[Start of THE RECORDS]
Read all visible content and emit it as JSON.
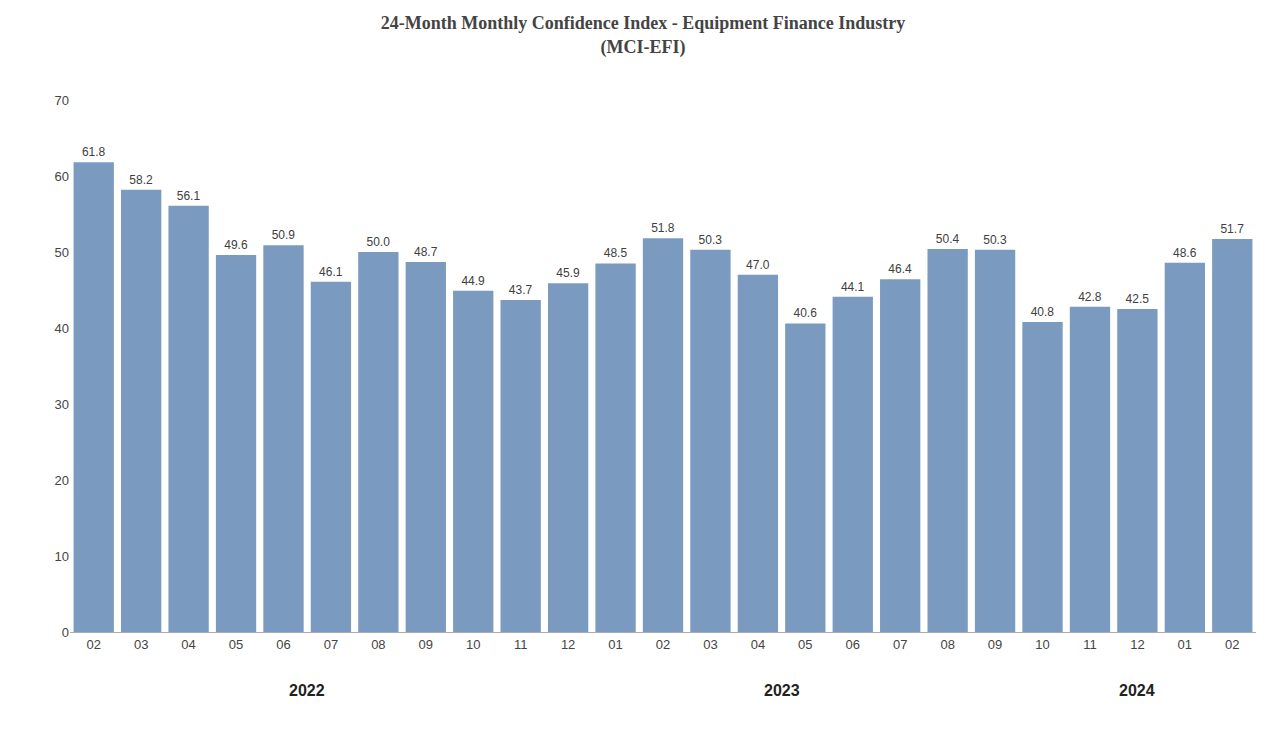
{
  "chart_data": {
    "type": "bar",
    "title": "24-Month Monthly Confidence Index - Equipment Finance Industry\n(MCI-EFI)",
    "categories": [
      "02",
      "03",
      "04",
      "05",
      "06",
      "07",
      "08",
      "09",
      "10",
      "11",
      "12",
      "01",
      "02",
      "03",
      "04",
      "05",
      "06",
      "07",
      "08",
      "09",
      "10",
      "11",
      "12",
      "01",
      "02"
    ],
    "values": [
      61.8,
      58.2,
      56.1,
      49.6,
      50.9,
      46.1,
      50.0,
      48.7,
      44.9,
      43.7,
      45.9,
      48.5,
      51.8,
      50.3,
      47.0,
      40.6,
      44.1,
      46.4,
      50.4,
      50.3,
      40.8,
      42.8,
      42.5,
      48.6,
      51.7
    ],
    "value_labels": [
      "61.8",
      "58.2",
      "56.1",
      "49.6",
      "50.9",
      "46.1",
      "50.0",
      "48.7",
      "44.9",
      "43.7",
      "45.9",
      "48.5",
      "51.8",
      "50.3",
      "47.0",
      "40.6",
      "44.1",
      "46.4",
      "50.4",
      "50.3",
      "40.8",
      "42.8",
      "42.5",
      "48.6",
      "51.7"
    ],
    "color": "#7A9BBF",
    "data_labels": true,
    "ylim": [
      0,
      70
    ],
    "yticks": [
      0,
      10,
      20,
      30,
      40,
      50,
      60,
      70
    ],
    "grid": false,
    "annotations": [
      {
        "text": "2022",
        "x": 4.5
      },
      {
        "text": "2023",
        "x": 14.5
      },
      {
        "text": "2024",
        "x": 22.0
      }
    ]
  }
}
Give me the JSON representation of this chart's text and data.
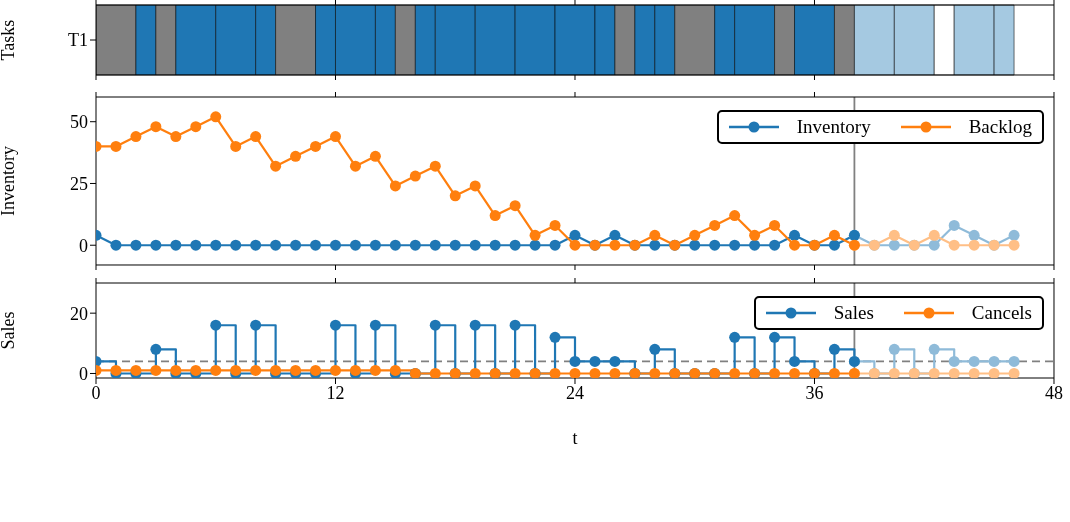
{
  "chart_data": [
    {
      "type": "bar",
      "orientation": "horizontal",
      "stacked": true,
      "ylabel": "Tasks",
      "categories": [
        "T1"
      ],
      "xlim": [
        0,
        48
      ],
      "xticks": [
        0,
        12,
        24,
        36,
        48
      ],
      "tick_labels": "y",
      "series": [
        {
          "color": "#808080",
          "values": [
            2
          ]
        },
        {
          "color": "#1f77b4",
          "values": [
            1
          ]
        },
        {
          "color": "#808080",
          "values": [
            1
          ]
        },
        {
          "color": "#1f77b4",
          "values": [
            2
          ]
        },
        {
          "color": "#1f77b4",
          "values": [
            2
          ]
        },
        {
          "color": "#1f77b4",
          "values": [
            1
          ]
        },
        {
          "color": "#808080",
          "values": [
            2
          ]
        },
        {
          "color": "#1f77b4",
          "values": [
            1
          ]
        },
        {
          "color": "#1f77b4",
          "values": [
            2
          ]
        },
        {
          "color": "#1f77b4",
          "values": [
            1
          ]
        },
        {
          "color": "#808080",
          "values": [
            1
          ]
        },
        {
          "color": "#1f77b4",
          "values": [
            1
          ]
        },
        {
          "color": "#1f77b4",
          "values": [
            2
          ]
        },
        {
          "color": "#1f77b4",
          "values": [
            2
          ]
        },
        {
          "color": "#1f77b4",
          "values": [
            2
          ]
        },
        {
          "color": "#1f77b4",
          "values": [
            2
          ]
        },
        {
          "color": "#1f77b4",
          "values": [
            1
          ]
        },
        {
          "color": "#808080",
          "values": [
            1
          ]
        },
        {
          "color": "#1f77b4",
          "values": [
            1
          ]
        },
        {
          "color": "#1f77b4",
          "values": [
            1
          ]
        },
        {
          "color": "#808080",
          "values": [
            2
          ]
        },
        {
          "color": "#1f77b4",
          "values": [
            1
          ]
        },
        {
          "color": "#1f77b4",
          "values": [
            2
          ]
        },
        {
          "color": "#808080",
          "values": [
            1
          ]
        },
        {
          "color": "#1f77b4",
          "values": [
            2
          ]
        },
        {
          "color": "#808080",
          "values": [
            1
          ]
        },
        {
          "color": "#a5c9e1",
          "values": [
            2
          ]
        },
        {
          "color": "#a5c9e1",
          "values": [
            2
          ]
        },
        {
          "color": "#ffffff",
          "values": [
            1
          ]
        },
        {
          "color": "#a5c9e1",
          "values": [
            2
          ]
        },
        {
          "color": "#a5c9e1",
          "values": [
            1
          ]
        }
      ]
    },
    {
      "type": "line",
      "ylabel": "Inventory",
      "xlim": [
        0,
        48
      ],
      "xticks": [
        0,
        12,
        24,
        36,
        48
      ],
      "ylim": [
        -8,
        60
      ],
      "yticks": [
        0,
        25,
        50
      ],
      "tick_labels": "y",
      "marker": "circle",
      "legend": "top right",
      "ref_lines": [
        {
          "axis": "x",
          "value": 38,
          "color": "#808080"
        }
      ],
      "series": [
        {
          "name": "Inventory",
          "color": "#1f77b4",
          "x": [
            0,
            1,
            2,
            3,
            4,
            5,
            6,
            7,
            8,
            9,
            10,
            11,
            12,
            13,
            14,
            15,
            16,
            17,
            18,
            19,
            20,
            21,
            22,
            23,
            24,
            25,
            26,
            27,
            28,
            29,
            30,
            31,
            32,
            33,
            34,
            35,
            36,
            37,
            38
          ],
          "values": [
            4,
            0,
            0,
            0,
            0,
            0,
            0,
            0,
            0,
            0,
            0,
            0,
            0,
            0,
            0,
            0,
            0,
            0,
            0,
            0,
            0,
            0,
            0,
            0,
            4,
            0,
            4,
            0,
            0,
            0,
            0,
            0,
            0,
            0,
            0,
            4,
            0,
            0,
            4
          ]
        },
        {
          "name": "Backlog",
          "color": "#ff7f0e",
          "x": [
            0,
            1,
            2,
            3,
            4,
            5,
            6,
            7,
            8,
            9,
            10,
            11,
            12,
            13,
            14,
            15,
            16,
            17,
            18,
            19,
            20,
            21,
            22,
            23,
            24,
            25,
            26,
            27,
            28,
            29,
            30,
            31,
            32,
            33,
            34,
            35,
            36,
            37,
            38
          ],
          "values": [
            40,
            40,
            44,
            48,
            44,
            48,
            52,
            40,
            44,
            32,
            36,
            40,
            44,
            32,
            36,
            24,
            28,
            32,
            20,
            24,
            12,
            16,
            4,
            8,
            0,
            0,
            0,
            0,
            4,
            0,
            4,
            8,
            12,
            4,
            8,
            0,
            0,
            4,
            0
          ]
        },
        {
          "color": "#8fbbd9",
          "x": [
            38,
            39,
            40,
            41,
            42,
            43,
            44,
            45,
            46
          ],
          "values": [
            4,
            0,
            0,
            0,
            0,
            8,
            4,
            0,
            4
          ]
        },
        {
          "color": "#ffbf86",
          "x": [
            38,
            39,
            40,
            41,
            42,
            43,
            44,
            45,
            46
          ],
          "values": [
            0,
            0,
            4,
            0,
            4,
            0,
            0,
            0,
            0
          ]
        }
      ]
    },
    {
      "type": "step",
      "xlabel": "t",
      "ylabel": "Sales",
      "xlim": [
        0,
        48
      ],
      "xticks": [
        0,
        12,
        24,
        36,
        48
      ],
      "ylim": [
        -1.5,
        30
      ],
      "yticks": [
        0,
        20
      ],
      "marker": "circle",
      "legend": "top right",
      "ref_lines": [
        {
          "axis": "y",
          "value": 4,
          "color": "#808080",
          "line_style": "dashed"
        },
        {
          "axis": "x",
          "value": 38,
          "color": "#808080"
        }
      ],
      "series": [
        {
          "name": "Sales",
          "color": "#1f77b4",
          "x": [
            0,
            1,
            2,
            3,
            4,
            5,
            6,
            7,
            8,
            9,
            10,
            11,
            12,
            13,
            14,
            15,
            16,
            17,
            18,
            19,
            20,
            21,
            22,
            23,
            24,
            25,
            26,
            27,
            28,
            29,
            30,
            31,
            32,
            33,
            34,
            35,
            36,
            37,
            38
          ],
          "values": [
            4,
            0,
            0,
            8,
            0,
            0,
            16,
            0,
            16,
            0,
            0,
            0,
            16,
            0,
            16,
            0,
            0,
            16,
            0,
            16,
            0,
            16,
            0,
            12,
            4,
            4,
            4,
            0,
            8,
            0,
            0,
            0,
            12,
            0,
            12,
            4,
            0,
            8,
            4
          ]
        },
        {
          "name": "Cancels",
          "color": "#ff7f0e",
          "x": [
            0,
            1,
            2,
            3,
            4,
            5,
            6,
            7,
            8,
            9,
            10,
            11,
            12,
            13,
            14,
            15,
            16,
            17,
            18,
            19,
            20,
            21,
            22,
            23,
            24,
            25,
            26,
            27,
            28,
            29,
            30,
            31,
            32,
            33,
            34,
            35,
            36,
            37,
            38
          ],
          "values": [
            1,
            1,
            1,
            1,
            1,
            1,
            1,
            1,
            1,
            1,
            1,
            1,
            1,
            1,
            1,
            1,
            0,
            0,
            0,
            0,
            0,
            0,
            0,
            0,
            0,
            0,
            0,
            0,
            0,
            0,
            0,
            0,
            0,
            0,
            0,
            0,
            0,
            0,
            0
          ]
        },
        {
          "color": "#8fbbd9",
          "x": [
            38,
            39,
            40,
            41,
            42,
            43,
            44,
            45,
            46
          ],
          "values": [
            4,
            0,
            8,
            0,
            8,
            4,
            4,
            4,
            4
          ]
        },
        {
          "color": "#ffbf86",
          "x": [
            38,
            39,
            40,
            41,
            42,
            43,
            44,
            45,
            46
          ],
          "values": [
            0,
            0,
            0,
            0,
            0,
            0,
            0,
            0,
            0
          ]
        }
      ]
    }
  ]
}
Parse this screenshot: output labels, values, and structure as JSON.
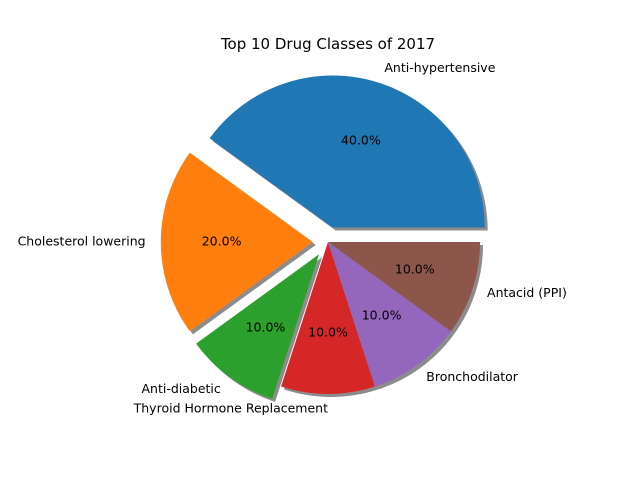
{
  "chart_data": {
    "type": "pie",
    "title": "Top 10 Drug Classes of 2017",
    "slices": [
      {
        "label": "Anti-hypertensive",
        "value": 40.0,
        "pct_label": "40.0%",
        "color": "#1f77b4",
        "exploded": true
      },
      {
        "label": "Cholesterol lowering",
        "value": 20.0,
        "pct_label": "20.0%",
        "color": "#ff7f0e",
        "exploded": true
      },
      {
        "label": "Anti-diabetic",
        "value": 10.0,
        "pct_label": "10.0%",
        "color": "#2ca02c",
        "exploded": true
      },
      {
        "label": "Thyroid Hormone Replacement",
        "value": 10.0,
        "pct_label": "10.0%",
        "color": "#d62728",
        "exploded": false
      },
      {
        "label": "Bronchodilator",
        "value": 10.0,
        "pct_label": "10.0%",
        "color": "#9467bd",
        "exploded": false
      },
      {
        "label": "Antacid (PPI)",
        "value": 10.0,
        "pct_label": "10.0%",
        "color": "#8c564b",
        "exploded": false
      }
    ],
    "shadow": true
  }
}
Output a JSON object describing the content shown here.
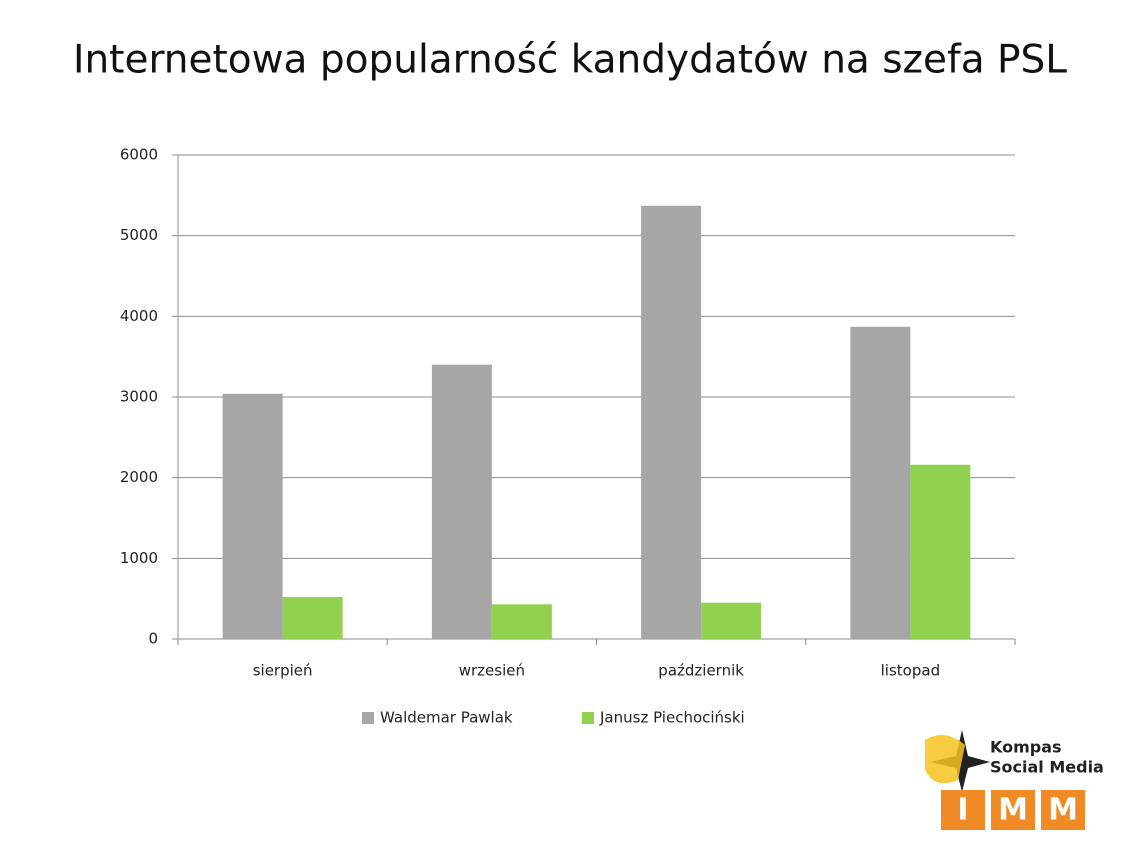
{
  "chart_data": {
    "type": "bar",
    "title": "Internetowa popularność kandydatów na szefa PSL",
    "categories": [
      "sierpień",
      "wrzesień",
      "październik",
      "listopad"
    ],
    "series": [
      {
        "name": "Waldemar Pawlak",
        "color": "#a6a6a6",
        "values": [
          3040,
          3400,
          5370,
          3870
        ]
      },
      {
        "name": "Janusz Piechociński",
        "color": "#92d050",
        "values": [
          520,
          430,
          450,
          2160
        ]
      }
    ],
    "ylim": [
      0,
      6000
    ],
    "yticks": [
      0,
      1000,
      2000,
      3000,
      4000,
      5000,
      6000
    ],
    "grid": true,
    "legend": "bottom"
  },
  "logo": {
    "line1": "Kompas",
    "line2": "Social Media",
    "letters": [
      "I",
      "M",
      "M"
    ]
  }
}
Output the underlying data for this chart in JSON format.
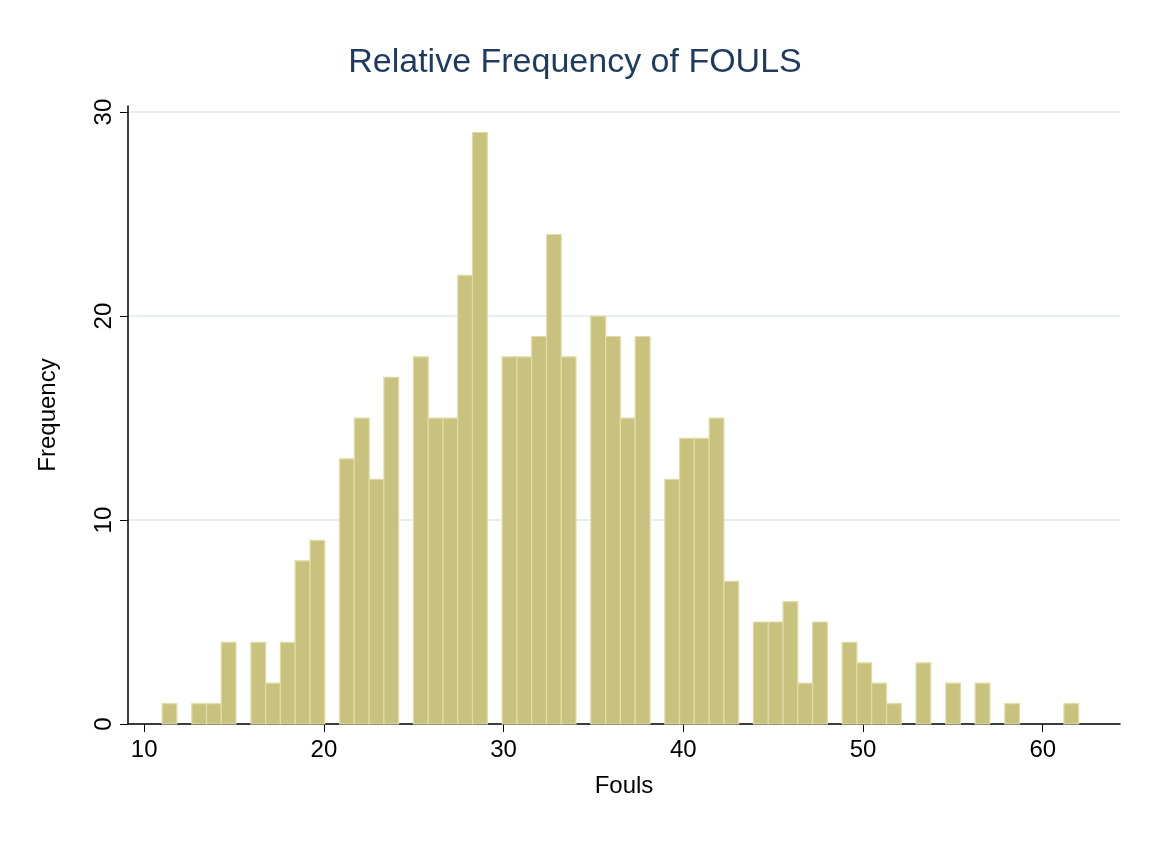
{
  "chart_data": {
    "type": "histogram",
    "title": "Relative Frequency of FOULS",
    "xlabel": "Fouls",
    "ylabel": "Frequency",
    "bins": [
      11,
      11.82,
      12.65,
      13.47,
      14.29,
      15.11,
      15.94,
      16.76,
      17.58,
      18.4,
      19.23,
      20.05,
      20.87,
      21.69,
      22.52,
      23.34,
      24.16,
      24.98,
      25.81,
      26.63,
      27.45,
      28.27,
      29.1,
      29.92,
      30.74,
      31.56,
      32.39,
      33.21,
      34.03,
      34.85,
      35.68,
      36.5,
      37.32,
      38.15,
      38.97,
      39.79,
      40.61,
      41.44,
      42.26,
      43.08,
      43.9,
      44.73,
      45.55,
      46.37,
      47.19,
      48.02,
      48.84,
      49.66,
      50.48,
      51.31,
      52.13,
      52.95,
      53.77,
      54.6,
      55.42,
      56.24,
      57.06,
      57.89,
      58.71,
      59.53,
      60.35,
      61.18,
      62
    ],
    "values": [
      1,
      0,
      1,
      1,
      4,
      0,
      4,
      2,
      4,
      8,
      9,
      0,
      13,
      15,
      12,
      17,
      0,
      18,
      15,
      15,
      22,
      29,
      0,
      18,
      18,
      19,
      24,
      18,
      0,
      20,
      19,
      15,
      19,
      0,
      12,
      14,
      14,
      15,
      7,
      0,
      5,
      5,
      6,
      2,
      5,
      0,
      4,
      3,
      2,
      1,
      0,
      3,
      0,
      2,
      0,
      2,
      0,
      1,
      0,
      0,
      0,
      1
    ],
    "color": "#c9c27f",
    "xlim": [
      9.1,
      64.3
    ],
    "ylim": [
      0,
      30.3
    ],
    "xticks": [
      10,
      20,
      30,
      40,
      50,
      60
    ],
    "yticks": [
      0,
      10,
      20,
      30
    ],
    "grid": "y"
  }
}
[End of THE RECORDS]
**TASK INSTRUCTIONS**
Can you quote exactly, and only, the lines from the one containing "Output the underlying" through the last line of the records above, keeping both ends and leaving out any pictures?

**TASK RESPONSE**
Output the underlying data for this chart in JSON format.
{
  "chart_data": {
    "type": "histogram",
    "title": "Relative Frequency of FOULS",
    "xlabel": "Fouls",
    "ylabel": "Frequency",
    "bins": [
      11,
      11.82,
      12.65,
      13.47,
      14.29,
      15.11,
      15.94,
      16.76,
      17.58,
      18.4,
      19.23,
      20.05,
      20.87,
      21.69,
      22.52,
      23.34,
      24.16,
      24.98,
      25.81,
      26.63,
      27.45,
      28.27,
      29.1,
      29.92,
      30.74,
      31.56,
      32.39,
      33.21,
      34.03,
      34.85,
      35.68,
      36.5,
      37.32,
      38.15,
      38.97,
      39.79,
      40.61,
      41.44,
      42.26,
      43.08,
      43.9,
      44.73,
      45.55,
      46.37,
      47.19,
      48.02,
      48.84,
      49.66,
      50.48,
      51.31,
      52.13,
      52.95,
      53.77,
      54.6,
      55.42,
      56.24,
      57.06,
      57.89,
      58.71,
      59.53,
      60.35,
      61.18,
      62
    ],
    "values": [
      1,
      0,
      1,
      1,
      4,
      0,
      4,
      2,
      4,
      8,
      9,
      0,
      13,
      15,
      12,
      17,
      0,
      18,
      15,
      15,
      22,
      29,
      0,
      18,
      18,
      19,
      24,
      18,
      0,
      20,
      19,
      15,
      19,
      0,
      12,
      14,
      14,
      15,
      7,
      0,
      5,
      5,
      6,
      2,
      5,
      0,
      4,
      3,
      2,
      1,
      0,
      3,
      0,
      2,
      0,
      2,
      0,
      1,
      0,
      0,
      0,
      1
    ],
    "color": "#c9c27f",
    "xlim": [
      9.1,
      64.3
    ],
    "ylim": [
      0,
      30.3
    ],
    "xticks": [
      10,
      20,
      30,
      40,
      50,
      60
    ],
    "yticks": [
      0,
      10,
      20,
      30
    ],
    "grid": "y"
  }
}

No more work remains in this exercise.